▶ **ACTION ITEM**
Repeat the entries exactly as they are written.

╭──

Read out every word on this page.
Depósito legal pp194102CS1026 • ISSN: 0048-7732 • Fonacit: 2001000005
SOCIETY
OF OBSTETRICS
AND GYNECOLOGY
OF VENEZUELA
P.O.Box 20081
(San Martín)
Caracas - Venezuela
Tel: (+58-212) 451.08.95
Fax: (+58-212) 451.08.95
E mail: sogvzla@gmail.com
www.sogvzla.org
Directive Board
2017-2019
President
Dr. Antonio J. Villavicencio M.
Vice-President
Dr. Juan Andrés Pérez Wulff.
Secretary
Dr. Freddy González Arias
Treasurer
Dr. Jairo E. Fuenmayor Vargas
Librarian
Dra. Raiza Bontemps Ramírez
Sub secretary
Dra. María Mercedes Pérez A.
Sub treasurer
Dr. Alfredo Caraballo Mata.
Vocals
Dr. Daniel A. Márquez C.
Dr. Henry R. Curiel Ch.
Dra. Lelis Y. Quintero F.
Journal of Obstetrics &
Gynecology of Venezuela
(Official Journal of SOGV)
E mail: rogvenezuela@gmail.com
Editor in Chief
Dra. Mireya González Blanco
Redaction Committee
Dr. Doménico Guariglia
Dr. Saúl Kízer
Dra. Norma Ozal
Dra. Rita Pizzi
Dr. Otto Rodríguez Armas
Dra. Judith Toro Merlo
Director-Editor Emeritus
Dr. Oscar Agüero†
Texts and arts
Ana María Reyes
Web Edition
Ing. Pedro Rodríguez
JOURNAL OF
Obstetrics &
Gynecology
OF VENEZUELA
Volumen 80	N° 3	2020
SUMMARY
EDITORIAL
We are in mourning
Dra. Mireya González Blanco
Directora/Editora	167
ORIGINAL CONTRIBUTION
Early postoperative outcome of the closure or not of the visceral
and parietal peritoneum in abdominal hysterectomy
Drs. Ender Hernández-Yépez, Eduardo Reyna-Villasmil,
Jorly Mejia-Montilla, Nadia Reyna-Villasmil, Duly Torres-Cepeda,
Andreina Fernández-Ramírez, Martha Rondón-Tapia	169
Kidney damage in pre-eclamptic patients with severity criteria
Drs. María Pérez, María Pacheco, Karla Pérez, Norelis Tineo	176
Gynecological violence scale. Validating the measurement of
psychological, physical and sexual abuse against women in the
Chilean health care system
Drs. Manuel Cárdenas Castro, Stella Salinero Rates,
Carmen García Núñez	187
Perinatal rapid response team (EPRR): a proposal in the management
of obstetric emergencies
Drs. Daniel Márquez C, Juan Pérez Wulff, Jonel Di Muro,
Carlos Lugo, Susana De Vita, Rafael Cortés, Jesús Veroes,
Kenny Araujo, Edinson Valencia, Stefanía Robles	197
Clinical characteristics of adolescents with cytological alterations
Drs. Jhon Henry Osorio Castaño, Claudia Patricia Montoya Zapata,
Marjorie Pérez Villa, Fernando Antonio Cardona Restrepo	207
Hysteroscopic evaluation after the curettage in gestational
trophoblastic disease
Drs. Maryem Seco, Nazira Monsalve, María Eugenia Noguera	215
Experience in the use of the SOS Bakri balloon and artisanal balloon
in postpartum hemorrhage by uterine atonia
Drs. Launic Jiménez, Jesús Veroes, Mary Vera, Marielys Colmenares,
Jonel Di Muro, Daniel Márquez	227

╰──

▶ **REPLY**
Read out every word on this page.
Depósito legal pp194102CS1026 • ISSN: 0048-7732 • Fonacit: 2001000005
SOCIETY
OF OBSTETRICS
AND GYNECOLOGY
OF VENEZUELA
P.O.Box 20081
(San Martín)
Caracas - Venezuela
Tel: (+58-212) 451.08.95
Fax: (+58-212) 451.08.95
E mail: sogvzla@gmail.com
www.sogvzla.org
Directive Board
2017-2019
President
Dr. Antonio J. Villavicencio M.
Vice-President
Dr. Juan Andrés Pérez Wulff.
Secretary
Dr. Freddy González Arias
Treasurer
Dr. Jairo E. Fuenmayor Vargas
Librarian
Dra. Raiza Bontemps Ramírez
Sub secretary
Dra. María Mercedes Pérez A.
Sub treasurer
Dr. Alfredo Caraballo Mata.
Vocals
Dr. Daniel A. Márquez C.
Dr. Henry R. Curiel Ch.
Dra. Lelis Y. Quintero F.
Journal of Obstetrics &
Gynecology of Venezuela
(Official Journal of SOGV)
E mail: rogvenezuela@gmail.com
Editor in Chief
Dra. Mireya González Blanco
Redaction Committee
Dr. Doménico Guariglia
Dr. Saúl Kízer
Dra. Norma Ozal
Dra. Rita Pizzi
Dr. Otto Rodríguez Armas
Dra. Judith Toro Merlo
Director-Editor Emeritus
Dr. Oscar Agüero†
Texts and arts
Ana María Reyes
Web Edition
Ing. Pedro Rodríguez
JOURNAL OF
Obstetrics &
Gynecology
OF VENEZUELA
Volumen 80	N° 3	2020
SUMMARY
EDITORIAL
We are in mourning
Dra. Mireya González Blanco
Directora/Editora	167
ORIGINAL CONTRIBUTION
Early postoperative outcome of the closure or not of the visceral
and parietal peritoneum in abdominal hysterectomy
Drs. Ender Hernández-Yépez, Eduardo Reyna-Villasmil,
Jorly Mejia-Montilla, Nadia Reyna-Villasmil, Duly Torres-Cepeda,
Andreina Fernández-Ramírez, Martha Rondón-Tapia	169
Kidney damage in pre-eclamptic patients with severity criteria
Drs. María Pérez, María Pacheco, Karla Pérez, Norelis Tineo	176
Gynecological violence scale. Validating the measurement of
psychological, physical and sexual abuse against women in the
Chilean health care system
Drs. Manuel Cárdenas Castro, Stella Salinero Rates,
Carmen García Núñez	187
Perinatal rapid response team (EPRR): a proposal in the management
of obstetric emergencies
Drs. Daniel Márquez C, Juan Pérez Wulff, Jonel Di Muro,
Carlos Lugo, Susana De Vita, Rafael Cortés, Jesús Veroes,
Kenny Araujo, Edinson Valencia, Stefanía Robles	197
Clinical characteristics of adolescents with cytological alterations
Drs. Jhon Henry Osorio Castaño, Claudia Patricia Montoya Zapata,
Marjorie Pérez Villa, Fernando Antonio Cardona Restrepo	207
Hysteroscopic evaluation after the curettage in gestational
trophoblastic disease
Drs. Maryem Seco, Nazira Monsalve, María Eugenia Noguera	215
Experience in the use of the SOS Bakri balloon and artisanal balloon
in postpartum hemorrhage by uterine atonia
Drs. Launic Jiménez, Jesús Veroes, Mary Vera, Marielys Colmenares,
Jonel Di Muro, Daniel Márquez	227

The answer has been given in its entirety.